### Record extracts:

================================

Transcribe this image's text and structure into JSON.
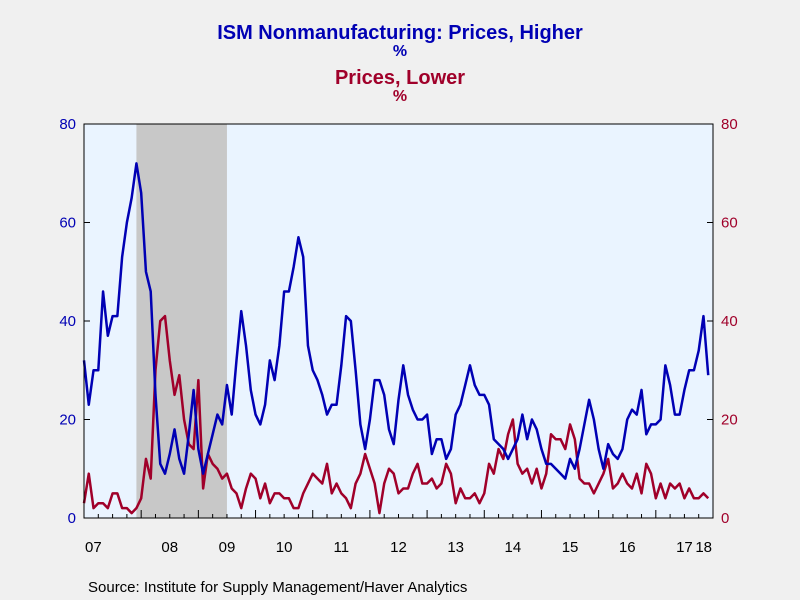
{
  "chart_data": {
    "type": "line",
    "title_line1": "ISM Nonmanufacturing: Prices, Higher",
    "unit_line1": "%",
    "title_line2": "Prices, Lower",
    "unit_line2": "%",
    "source": "Source:  Institute for Supply Management/Haver Analytics",
    "colors": {
      "higher": "#0000b4",
      "lower": "#a0002a",
      "plot_bg": "#eaf4ff",
      "page_bg": "#f0f0f0",
      "recession": "#c8c8c8"
    },
    "x_axis": {
      "start_year": 2007,
      "end_year": 2018,
      "tick_labels": [
        "07",
        "08",
        "09",
        "10",
        "11",
        "12",
        "13",
        "14",
        "15",
        "16",
        "17",
        "18"
      ]
    },
    "y_left": {
      "ylim": [
        0,
        80
      ],
      "ticks": [
        "0",
        "20",
        "40",
        "60",
        "80"
      ]
    },
    "y_right": {
      "ylim": [
        0,
        80
      ],
      "ticks": [
        "0",
        "20",
        "40",
        "60",
        "80"
      ]
    },
    "recession": {
      "start": "2007-12",
      "end": "2009-06"
    },
    "series": [
      {
        "name": "Prices, Higher",
        "color": "#0000b4",
        "axis": "left",
        "start": "2007-01",
        "values": [
          32,
          23,
          30,
          30,
          46,
          37,
          41,
          41,
          53,
          60,
          65,
          72,
          66,
          50,
          46,
          25,
          11,
          9,
          13,
          18,
          12,
          9,
          17,
          26,
          14,
          9,
          13,
          17,
          21,
          19,
          27,
          21,
          32,
          42,
          35,
          26,
          21,
          19,
          23,
          32,
          28,
          35,
          46,
          46,
          51,
          57,
          53,
          35,
          30,
          28,
          25,
          21,
          23,
          23,
          31,
          41,
          40,
          30,
          19,
          14,
          20,
          28,
          28,
          25,
          18,
          15,
          24,
          31,
          25,
          22,
          20,
          20,
          21,
          13,
          16,
          16,
          12,
          14,
          21,
          23,
          27,
          31,
          27,
          25,
          25,
          23,
          16,
          15,
          14,
          12,
          14,
          16,
          21,
          16,
          20,
          18,
          14,
          11,
          11,
          10,
          9,
          8,
          12,
          10,
          14,
          19,
          24,
          20,
          14,
          10,
          15,
          13,
          12,
          14,
          20,
          22,
          21,
          26,
          17,
          19,
          19,
          20,
          31,
          27,
          21,
          21,
          26,
          30,
          30,
          34,
          41,
          29
        ]
      },
      {
        "name": "Prices, Lower",
        "color": "#a0002a",
        "axis": "right",
        "start": "2007-01",
        "values": [
          3,
          9,
          2,
          3,
          3,
          2,
          5,
          5,
          2,
          2,
          1,
          2,
          4,
          12,
          8,
          30,
          40,
          41,
          32,
          25,
          29,
          20,
          15,
          14,
          28,
          6,
          13,
          11,
          10,
          8,
          9,
          6,
          5,
          2,
          6,
          9,
          8,
          4,
          7,
          3,
          5,
          5,
          4,
          4,
          2,
          2,
          5,
          7,
          9,
          8,
          7,
          11,
          5,
          7,
          5,
          4,
          2,
          7,
          9,
          13,
          10,
          7,
          1,
          7,
          10,
          9,
          5,
          6,
          6,
          9,
          11,
          7,
          7,
          8,
          6,
          7,
          11,
          9,
          3,
          6,
          4,
          4,
          5,
          3,
          5,
          11,
          9,
          14,
          12,
          17,
          20,
          11,
          9,
          10,
          7,
          10,
          6,
          9,
          17,
          16,
          16,
          14,
          19,
          16,
          8,
          7,
          7,
          5,
          7,
          9,
          12,
          6,
          7,
          9,
          7,
          6,
          9,
          5,
          11,
          9,
          4,
          7,
          4,
          7,
          6,
          7,
          4,
          6,
          4,
          4,
          5,
          4
        ]
      }
    ]
  }
}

================================

### What is required:
Pictures stay out of the copy; please restate every record above exactly.

### The result:
Transcribe this image's text and structure into JSON.
{
  "chart_data": {
    "type": "line",
    "title_line1": "ISM Nonmanufacturing: Prices, Higher",
    "unit_line1": "%",
    "title_line2": "Prices, Lower",
    "unit_line2": "%",
    "source": "Source:  Institute for Supply Management/Haver Analytics",
    "colors": {
      "higher": "#0000b4",
      "lower": "#a0002a",
      "plot_bg": "#eaf4ff",
      "page_bg": "#f0f0f0",
      "recession": "#c8c8c8"
    },
    "x_axis": {
      "start_year": 2007,
      "end_year": 2018,
      "tick_labels": [
        "07",
        "08",
        "09",
        "10",
        "11",
        "12",
        "13",
        "14",
        "15",
        "16",
        "17",
        "18"
      ]
    },
    "y_left": {
      "ylim": [
        0,
        80
      ],
      "ticks": [
        "0",
        "20",
        "40",
        "60",
        "80"
      ]
    },
    "y_right": {
      "ylim": [
        0,
        80
      ],
      "ticks": [
        "0",
        "20",
        "40",
        "60",
        "80"
      ]
    },
    "recession": {
      "start": "2007-12",
      "end": "2009-06"
    },
    "series": [
      {
        "name": "Prices, Higher",
        "color": "#0000b4",
        "axis": "left",
        "start": "2007-01",
        "values": [
          32,
          23,
          30,
          30,
          46,
          37,
          41,
          41,
          53,
          60,
          65,
          72,
          66,
          50,
          46,
          25,
          11,
          9,
          13,
          18,
          12,
          9,
          17,
          26,
          14,
          9,
          13,
          17,
          21,
          19,
          27,
          21,
          32,
          42,
          35,
          26,
          21,
          19,
          23,
          32,
          28,
          35,
          46,
          46,
          51,
          57,
          53,
          35,
          30,
          28,
          25,
          21,
          23,
          23,
          31,
          41,
          40,
          30,
          19,
          14,
          20,
          28,
          28,
          25,
          18,
          15,
          24,
          31,
          25,
          22,
          20,
          20,
          21,
          13,
          16,
          16,
          12,
          14,
          21,
          23,
          27,
          31,
          27,
          25,
          25,
          23,
          16,
          15,
          14,
          12,
          14,
          16,
          21,
          16,
          20,
          18,
          14,
          11,
          11,
          10,
          9,
          8,
          12,
          10,
          14,
          19,
          24,
          20,
          14,
          10,
          15,
          13,
          12,
          14,
          20,
          22,
          21,
          26,
          17,
          19,
          19,
          20,
          31,
          27,
          21,
          21,
          26,
          30,
          30,
          34,
          41,
          29
        ]
      },
      {
        "name": "Prices, Lower",
        "color": "#a0002a",
        "axis": "right",
        "start": "2007-01",
        "values": [
          3,
          9,
          2,
          3,
          3,
          2,
          5,
          5,
          2,
          2,
          1,
          2,
          4,
          12,
          8,
          30,
          40,
          41,
          32,
          25,
          29,
          20,
          15,
          14,
          28,
          6,
          13,
          11,
          10,
          8,
          9,
          6,
          5,
          2,
          6,
          9,
          8,
          4,
          7,
          3,
          5,
          5,
          4,
          4,
          2,
          2,
          5,
          7,
          9,
          8,
          7,
          11,
          5,
          7,
          5,
          4,
          2,
          7,
          9,
          13,
          10,
          7,
          1,
          7,
          10,
          9,
          5,
          6,
          6,
          9,
          11,
          7,
          7,
          8,
          6,
          7,
          11,
          9,
          3,
          6,
          4,
          4,
          5,
          3,
          5,
          11,
          9,
          14,
          12,
          17,
          20,
          11,
          9,
          10,
          7,
          10,
          6,
          9,
          17,
          16,
          16,
          14,
          19,
          16,
          8,
          7,
          7,
          5,
          7,
          9,
          12,
          6,
          7,
          9,
          7,
          6,
          9,
          5,
          11,
          9,
          4,
          7,
          4,
          7,
          6,
          7,
          4,
          6,
          4,
          4,
          5,
          4
        ]
      }
    ]
  }
}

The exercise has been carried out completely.